Exercise requirements: Say how many lines contain the word "this". Only the number should be given.

- - - - - - -

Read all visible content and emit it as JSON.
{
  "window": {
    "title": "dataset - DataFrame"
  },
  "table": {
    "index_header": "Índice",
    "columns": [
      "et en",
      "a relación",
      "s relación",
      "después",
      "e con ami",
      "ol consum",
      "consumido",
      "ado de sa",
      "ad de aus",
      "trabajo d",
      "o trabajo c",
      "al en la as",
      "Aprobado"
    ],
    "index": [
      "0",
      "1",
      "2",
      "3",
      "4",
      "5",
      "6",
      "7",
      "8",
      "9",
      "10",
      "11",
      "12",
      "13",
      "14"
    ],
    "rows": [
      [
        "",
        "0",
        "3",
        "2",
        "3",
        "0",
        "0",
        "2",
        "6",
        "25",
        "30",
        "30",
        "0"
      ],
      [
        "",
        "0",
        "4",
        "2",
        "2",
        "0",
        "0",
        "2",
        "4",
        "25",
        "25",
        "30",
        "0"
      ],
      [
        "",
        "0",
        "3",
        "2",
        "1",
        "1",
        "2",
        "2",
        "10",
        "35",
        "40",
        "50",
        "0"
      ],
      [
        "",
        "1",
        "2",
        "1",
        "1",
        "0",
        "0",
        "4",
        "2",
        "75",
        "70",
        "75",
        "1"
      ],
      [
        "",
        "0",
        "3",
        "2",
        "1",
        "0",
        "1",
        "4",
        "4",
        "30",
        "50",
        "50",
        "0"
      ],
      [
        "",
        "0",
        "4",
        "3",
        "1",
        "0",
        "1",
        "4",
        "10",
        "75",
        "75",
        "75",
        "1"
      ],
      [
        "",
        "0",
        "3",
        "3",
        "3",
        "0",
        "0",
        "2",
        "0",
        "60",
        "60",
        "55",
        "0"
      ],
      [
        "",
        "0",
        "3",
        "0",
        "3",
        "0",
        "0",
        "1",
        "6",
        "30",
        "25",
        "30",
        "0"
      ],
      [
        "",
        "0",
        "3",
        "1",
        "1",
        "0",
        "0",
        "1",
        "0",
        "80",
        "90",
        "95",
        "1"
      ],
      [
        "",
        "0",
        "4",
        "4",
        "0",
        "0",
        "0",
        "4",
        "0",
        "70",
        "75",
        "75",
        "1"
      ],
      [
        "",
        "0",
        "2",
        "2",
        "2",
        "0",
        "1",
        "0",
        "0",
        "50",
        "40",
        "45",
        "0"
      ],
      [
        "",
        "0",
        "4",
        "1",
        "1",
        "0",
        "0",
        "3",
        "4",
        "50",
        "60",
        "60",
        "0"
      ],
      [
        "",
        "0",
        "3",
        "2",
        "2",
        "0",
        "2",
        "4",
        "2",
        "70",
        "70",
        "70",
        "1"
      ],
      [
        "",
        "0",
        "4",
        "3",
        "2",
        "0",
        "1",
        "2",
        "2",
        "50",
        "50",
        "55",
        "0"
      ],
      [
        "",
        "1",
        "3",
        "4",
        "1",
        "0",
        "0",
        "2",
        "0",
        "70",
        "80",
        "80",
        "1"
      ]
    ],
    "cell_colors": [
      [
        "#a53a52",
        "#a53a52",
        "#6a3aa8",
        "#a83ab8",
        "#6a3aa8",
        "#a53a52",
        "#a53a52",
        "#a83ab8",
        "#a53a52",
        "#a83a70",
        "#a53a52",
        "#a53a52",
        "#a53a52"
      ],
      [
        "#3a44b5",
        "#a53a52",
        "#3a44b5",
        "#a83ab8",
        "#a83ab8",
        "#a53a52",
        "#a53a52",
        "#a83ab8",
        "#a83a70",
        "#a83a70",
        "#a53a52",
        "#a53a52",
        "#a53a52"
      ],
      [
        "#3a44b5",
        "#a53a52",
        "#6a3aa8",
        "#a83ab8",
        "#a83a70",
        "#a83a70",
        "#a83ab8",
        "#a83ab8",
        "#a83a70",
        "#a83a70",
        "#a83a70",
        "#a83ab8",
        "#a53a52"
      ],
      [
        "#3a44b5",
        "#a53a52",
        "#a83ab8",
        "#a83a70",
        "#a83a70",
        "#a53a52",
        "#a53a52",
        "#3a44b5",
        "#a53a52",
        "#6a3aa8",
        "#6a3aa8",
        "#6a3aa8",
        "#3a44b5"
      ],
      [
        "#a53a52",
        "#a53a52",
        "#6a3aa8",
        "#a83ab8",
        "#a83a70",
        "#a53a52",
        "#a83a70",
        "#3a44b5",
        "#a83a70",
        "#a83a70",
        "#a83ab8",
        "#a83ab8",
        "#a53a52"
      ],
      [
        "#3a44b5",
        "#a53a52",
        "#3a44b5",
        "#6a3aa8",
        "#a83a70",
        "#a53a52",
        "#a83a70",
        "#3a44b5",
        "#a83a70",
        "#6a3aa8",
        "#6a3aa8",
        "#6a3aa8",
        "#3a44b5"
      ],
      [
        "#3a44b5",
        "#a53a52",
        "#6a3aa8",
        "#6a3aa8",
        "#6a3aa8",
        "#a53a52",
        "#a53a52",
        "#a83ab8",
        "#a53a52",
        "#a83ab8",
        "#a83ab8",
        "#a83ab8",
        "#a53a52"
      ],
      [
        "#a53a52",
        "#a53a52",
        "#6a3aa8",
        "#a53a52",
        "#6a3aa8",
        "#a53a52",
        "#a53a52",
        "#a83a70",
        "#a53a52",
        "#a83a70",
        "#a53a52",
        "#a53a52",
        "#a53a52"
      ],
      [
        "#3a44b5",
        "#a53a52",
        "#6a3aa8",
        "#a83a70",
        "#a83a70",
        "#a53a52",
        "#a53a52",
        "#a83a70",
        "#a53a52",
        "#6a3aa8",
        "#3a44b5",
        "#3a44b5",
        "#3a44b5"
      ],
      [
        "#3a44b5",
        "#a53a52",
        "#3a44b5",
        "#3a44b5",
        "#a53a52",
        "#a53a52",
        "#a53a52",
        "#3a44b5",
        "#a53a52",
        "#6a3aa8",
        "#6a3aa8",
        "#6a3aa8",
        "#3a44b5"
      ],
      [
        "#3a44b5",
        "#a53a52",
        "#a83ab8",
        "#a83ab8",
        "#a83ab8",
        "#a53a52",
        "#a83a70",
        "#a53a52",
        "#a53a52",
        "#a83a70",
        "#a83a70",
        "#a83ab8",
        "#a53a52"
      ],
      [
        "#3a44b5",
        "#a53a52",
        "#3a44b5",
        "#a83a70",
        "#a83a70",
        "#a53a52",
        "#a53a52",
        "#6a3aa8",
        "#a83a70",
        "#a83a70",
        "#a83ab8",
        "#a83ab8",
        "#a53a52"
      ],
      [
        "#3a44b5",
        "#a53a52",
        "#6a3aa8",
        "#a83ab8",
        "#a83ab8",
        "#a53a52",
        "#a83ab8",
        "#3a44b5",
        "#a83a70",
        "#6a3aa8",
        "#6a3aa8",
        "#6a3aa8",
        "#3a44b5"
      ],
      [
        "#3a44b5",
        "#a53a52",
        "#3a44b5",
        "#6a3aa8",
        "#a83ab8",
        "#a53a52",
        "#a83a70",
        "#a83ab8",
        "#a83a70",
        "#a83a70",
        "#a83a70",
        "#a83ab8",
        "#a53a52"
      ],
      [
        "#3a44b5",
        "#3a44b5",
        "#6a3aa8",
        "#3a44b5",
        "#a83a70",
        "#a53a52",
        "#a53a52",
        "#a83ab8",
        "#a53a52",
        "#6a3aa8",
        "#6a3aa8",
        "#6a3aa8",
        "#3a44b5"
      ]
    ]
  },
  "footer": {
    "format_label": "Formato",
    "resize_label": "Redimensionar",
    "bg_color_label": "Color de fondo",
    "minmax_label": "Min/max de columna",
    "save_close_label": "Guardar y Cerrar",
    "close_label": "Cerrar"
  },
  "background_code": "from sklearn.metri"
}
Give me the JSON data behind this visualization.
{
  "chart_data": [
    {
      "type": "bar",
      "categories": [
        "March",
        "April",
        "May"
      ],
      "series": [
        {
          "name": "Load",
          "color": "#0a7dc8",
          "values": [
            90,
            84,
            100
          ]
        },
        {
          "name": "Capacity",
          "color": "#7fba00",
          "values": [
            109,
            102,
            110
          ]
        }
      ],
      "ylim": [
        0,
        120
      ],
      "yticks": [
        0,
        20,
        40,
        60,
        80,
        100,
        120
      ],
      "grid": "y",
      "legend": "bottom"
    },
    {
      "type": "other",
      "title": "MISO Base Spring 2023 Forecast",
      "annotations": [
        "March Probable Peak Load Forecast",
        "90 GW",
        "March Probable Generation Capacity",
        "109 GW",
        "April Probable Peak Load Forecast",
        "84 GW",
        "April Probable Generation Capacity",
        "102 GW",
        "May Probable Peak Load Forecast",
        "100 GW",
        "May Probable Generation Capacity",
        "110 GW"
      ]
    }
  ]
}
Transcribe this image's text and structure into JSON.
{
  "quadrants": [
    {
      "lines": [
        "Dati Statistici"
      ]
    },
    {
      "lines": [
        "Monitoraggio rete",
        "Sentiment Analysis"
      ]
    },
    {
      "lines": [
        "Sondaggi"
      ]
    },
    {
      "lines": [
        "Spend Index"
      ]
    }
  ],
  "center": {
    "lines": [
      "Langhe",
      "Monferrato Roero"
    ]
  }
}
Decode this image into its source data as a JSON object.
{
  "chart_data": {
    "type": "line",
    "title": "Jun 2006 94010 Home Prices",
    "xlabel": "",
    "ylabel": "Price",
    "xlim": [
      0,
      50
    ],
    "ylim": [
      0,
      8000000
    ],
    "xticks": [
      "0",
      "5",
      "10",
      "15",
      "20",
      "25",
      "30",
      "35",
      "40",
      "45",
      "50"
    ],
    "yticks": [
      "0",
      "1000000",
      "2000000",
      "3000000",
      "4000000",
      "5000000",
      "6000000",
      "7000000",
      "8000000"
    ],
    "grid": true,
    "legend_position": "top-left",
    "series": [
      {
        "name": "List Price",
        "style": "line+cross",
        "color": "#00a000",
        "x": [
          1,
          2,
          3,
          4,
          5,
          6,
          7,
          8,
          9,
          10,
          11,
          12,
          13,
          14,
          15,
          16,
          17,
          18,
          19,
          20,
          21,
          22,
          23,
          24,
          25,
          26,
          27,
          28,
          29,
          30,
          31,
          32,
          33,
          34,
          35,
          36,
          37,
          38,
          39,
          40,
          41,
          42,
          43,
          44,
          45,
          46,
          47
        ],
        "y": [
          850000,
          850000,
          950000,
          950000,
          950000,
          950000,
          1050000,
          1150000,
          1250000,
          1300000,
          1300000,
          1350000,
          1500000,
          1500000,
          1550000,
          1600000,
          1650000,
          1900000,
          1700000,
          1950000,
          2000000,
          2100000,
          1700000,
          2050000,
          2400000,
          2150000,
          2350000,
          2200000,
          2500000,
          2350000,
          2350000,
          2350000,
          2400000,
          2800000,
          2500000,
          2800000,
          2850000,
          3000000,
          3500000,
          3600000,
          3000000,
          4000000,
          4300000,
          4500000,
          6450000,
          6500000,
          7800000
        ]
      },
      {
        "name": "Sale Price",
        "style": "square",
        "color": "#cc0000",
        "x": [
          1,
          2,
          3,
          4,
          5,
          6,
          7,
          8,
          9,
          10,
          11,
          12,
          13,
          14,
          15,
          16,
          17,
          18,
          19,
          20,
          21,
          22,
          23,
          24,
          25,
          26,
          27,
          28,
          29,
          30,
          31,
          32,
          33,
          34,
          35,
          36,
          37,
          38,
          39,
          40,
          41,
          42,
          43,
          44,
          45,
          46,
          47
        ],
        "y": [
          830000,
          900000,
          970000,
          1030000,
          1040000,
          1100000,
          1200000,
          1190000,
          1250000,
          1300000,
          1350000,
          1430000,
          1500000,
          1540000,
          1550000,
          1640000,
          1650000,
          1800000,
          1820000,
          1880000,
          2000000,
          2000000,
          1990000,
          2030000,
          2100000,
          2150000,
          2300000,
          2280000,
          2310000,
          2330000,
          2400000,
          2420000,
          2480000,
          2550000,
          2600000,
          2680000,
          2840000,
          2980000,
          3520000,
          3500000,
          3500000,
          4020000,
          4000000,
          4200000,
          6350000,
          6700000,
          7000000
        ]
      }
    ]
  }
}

- - - - - - -

Result of the task: 3